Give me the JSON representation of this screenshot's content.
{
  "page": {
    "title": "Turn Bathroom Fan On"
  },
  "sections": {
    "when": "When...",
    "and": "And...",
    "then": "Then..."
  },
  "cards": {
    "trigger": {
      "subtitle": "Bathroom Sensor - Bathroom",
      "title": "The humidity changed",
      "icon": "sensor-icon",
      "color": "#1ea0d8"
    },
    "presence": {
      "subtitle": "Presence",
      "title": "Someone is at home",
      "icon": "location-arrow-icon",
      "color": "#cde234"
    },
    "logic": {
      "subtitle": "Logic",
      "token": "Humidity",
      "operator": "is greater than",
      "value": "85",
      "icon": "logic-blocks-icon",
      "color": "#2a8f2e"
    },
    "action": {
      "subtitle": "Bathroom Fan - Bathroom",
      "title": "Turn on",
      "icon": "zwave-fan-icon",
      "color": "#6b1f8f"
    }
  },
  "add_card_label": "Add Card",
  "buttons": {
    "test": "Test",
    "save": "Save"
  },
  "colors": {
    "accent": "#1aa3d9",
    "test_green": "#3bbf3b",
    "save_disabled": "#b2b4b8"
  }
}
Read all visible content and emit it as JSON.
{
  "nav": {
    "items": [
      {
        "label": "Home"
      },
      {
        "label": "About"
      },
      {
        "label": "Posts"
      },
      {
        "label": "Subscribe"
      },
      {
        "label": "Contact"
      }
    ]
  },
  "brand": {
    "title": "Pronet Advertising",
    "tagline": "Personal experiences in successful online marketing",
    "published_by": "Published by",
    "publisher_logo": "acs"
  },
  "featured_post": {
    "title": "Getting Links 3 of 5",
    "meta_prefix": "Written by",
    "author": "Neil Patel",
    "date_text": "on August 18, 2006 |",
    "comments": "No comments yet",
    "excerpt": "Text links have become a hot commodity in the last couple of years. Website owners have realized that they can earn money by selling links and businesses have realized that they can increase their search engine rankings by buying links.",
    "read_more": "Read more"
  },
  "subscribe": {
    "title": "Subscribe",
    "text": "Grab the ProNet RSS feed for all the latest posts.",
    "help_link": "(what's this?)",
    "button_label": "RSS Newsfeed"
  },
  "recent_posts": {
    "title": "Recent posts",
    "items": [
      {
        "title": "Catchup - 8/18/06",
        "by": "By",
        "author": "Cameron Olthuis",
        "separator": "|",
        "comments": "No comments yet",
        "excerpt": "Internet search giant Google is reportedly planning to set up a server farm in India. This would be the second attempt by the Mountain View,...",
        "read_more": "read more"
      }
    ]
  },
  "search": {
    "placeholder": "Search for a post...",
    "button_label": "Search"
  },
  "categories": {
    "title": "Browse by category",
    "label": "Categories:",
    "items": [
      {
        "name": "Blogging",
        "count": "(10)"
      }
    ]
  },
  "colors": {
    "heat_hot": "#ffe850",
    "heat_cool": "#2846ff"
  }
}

● ● ● ● ●

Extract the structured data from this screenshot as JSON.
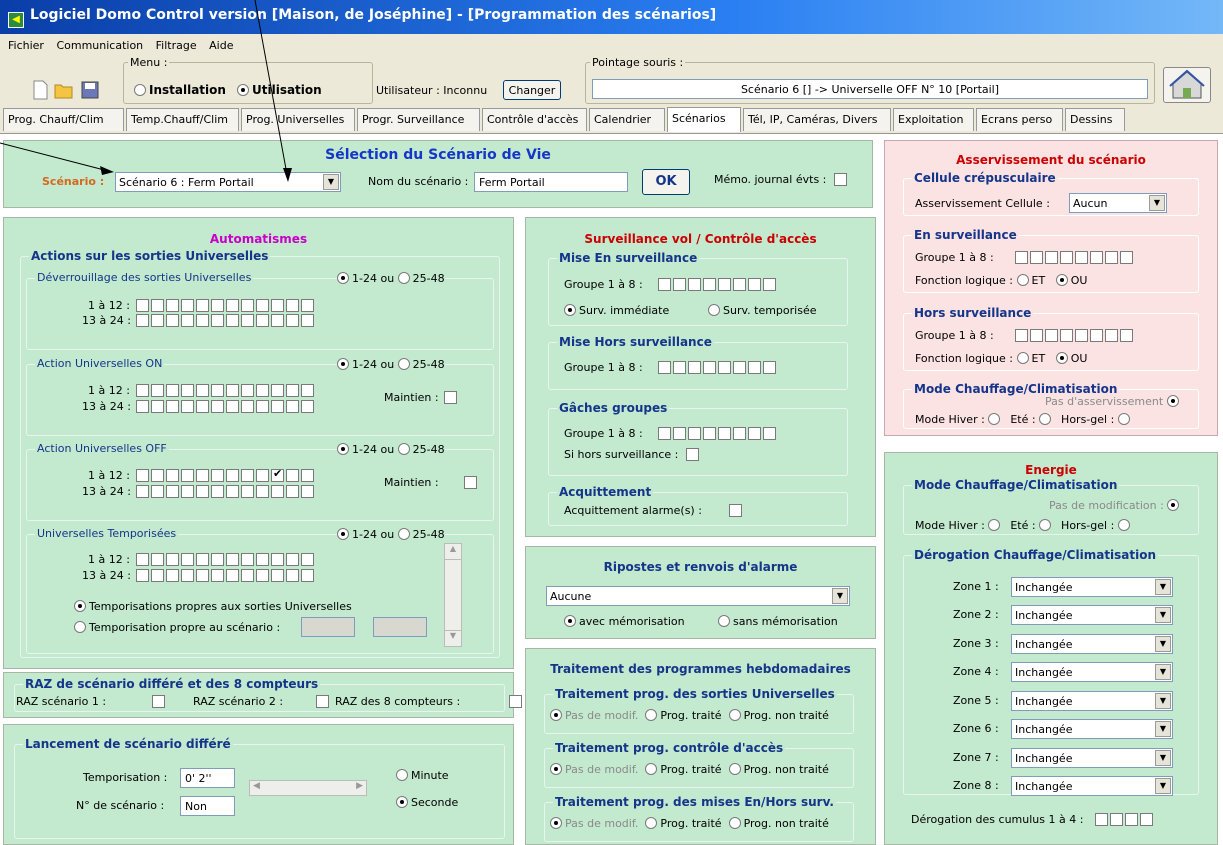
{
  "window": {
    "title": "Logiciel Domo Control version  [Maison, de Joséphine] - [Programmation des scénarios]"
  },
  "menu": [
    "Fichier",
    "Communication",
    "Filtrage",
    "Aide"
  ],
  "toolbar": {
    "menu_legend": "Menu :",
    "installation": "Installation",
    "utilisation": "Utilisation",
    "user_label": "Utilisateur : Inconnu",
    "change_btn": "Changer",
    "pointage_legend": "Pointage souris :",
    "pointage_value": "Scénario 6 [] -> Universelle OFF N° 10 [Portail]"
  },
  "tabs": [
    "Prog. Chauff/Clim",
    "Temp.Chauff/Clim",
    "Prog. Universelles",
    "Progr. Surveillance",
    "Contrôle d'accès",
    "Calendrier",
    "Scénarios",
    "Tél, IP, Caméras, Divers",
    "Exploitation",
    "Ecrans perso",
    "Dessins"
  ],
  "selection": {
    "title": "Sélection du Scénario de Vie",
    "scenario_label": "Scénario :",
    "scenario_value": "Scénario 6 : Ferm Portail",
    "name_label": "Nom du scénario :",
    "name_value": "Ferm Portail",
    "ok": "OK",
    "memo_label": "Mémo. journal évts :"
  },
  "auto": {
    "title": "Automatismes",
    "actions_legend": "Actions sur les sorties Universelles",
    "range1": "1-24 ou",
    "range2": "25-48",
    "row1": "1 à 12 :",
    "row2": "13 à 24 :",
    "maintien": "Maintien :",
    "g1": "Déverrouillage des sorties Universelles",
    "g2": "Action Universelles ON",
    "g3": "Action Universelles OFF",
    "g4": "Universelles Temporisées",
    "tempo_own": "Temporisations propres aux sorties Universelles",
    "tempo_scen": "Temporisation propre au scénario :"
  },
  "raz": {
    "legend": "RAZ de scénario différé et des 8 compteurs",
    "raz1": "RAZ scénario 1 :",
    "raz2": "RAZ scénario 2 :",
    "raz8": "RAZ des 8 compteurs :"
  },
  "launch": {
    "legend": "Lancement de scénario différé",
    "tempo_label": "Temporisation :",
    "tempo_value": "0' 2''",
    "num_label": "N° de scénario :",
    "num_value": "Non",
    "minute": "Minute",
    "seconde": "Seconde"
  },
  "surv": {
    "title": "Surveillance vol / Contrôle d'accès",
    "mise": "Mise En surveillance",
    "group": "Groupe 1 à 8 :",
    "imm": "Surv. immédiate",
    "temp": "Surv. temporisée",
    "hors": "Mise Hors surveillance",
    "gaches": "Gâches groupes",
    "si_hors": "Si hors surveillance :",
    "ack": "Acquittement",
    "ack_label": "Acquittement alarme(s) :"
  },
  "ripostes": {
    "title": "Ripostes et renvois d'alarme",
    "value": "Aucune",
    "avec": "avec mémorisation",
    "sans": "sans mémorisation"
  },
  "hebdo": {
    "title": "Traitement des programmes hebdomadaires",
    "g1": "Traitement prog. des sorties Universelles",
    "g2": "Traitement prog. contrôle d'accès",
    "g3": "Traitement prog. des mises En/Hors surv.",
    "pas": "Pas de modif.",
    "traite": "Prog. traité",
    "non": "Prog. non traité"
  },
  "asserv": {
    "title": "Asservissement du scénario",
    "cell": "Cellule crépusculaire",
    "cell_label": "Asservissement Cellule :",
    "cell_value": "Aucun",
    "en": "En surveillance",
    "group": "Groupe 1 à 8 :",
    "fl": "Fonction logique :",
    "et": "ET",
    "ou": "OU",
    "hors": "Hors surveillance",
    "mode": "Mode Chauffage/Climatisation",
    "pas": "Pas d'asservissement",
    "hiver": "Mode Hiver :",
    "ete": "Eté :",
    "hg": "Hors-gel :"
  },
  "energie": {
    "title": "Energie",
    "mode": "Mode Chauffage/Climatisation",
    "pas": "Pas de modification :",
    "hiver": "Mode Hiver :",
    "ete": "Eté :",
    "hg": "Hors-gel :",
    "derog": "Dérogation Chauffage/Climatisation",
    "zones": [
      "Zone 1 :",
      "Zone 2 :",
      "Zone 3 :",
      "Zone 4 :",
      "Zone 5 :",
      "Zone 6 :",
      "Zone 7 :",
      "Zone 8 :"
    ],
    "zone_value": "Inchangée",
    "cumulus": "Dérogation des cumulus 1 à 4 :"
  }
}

● ● ● ● ●

Given exercise:
Gather all lines where the word "comments" appears.

Exercise answer:
    "comments": "No comments yet",
        "comments": "No comments yet",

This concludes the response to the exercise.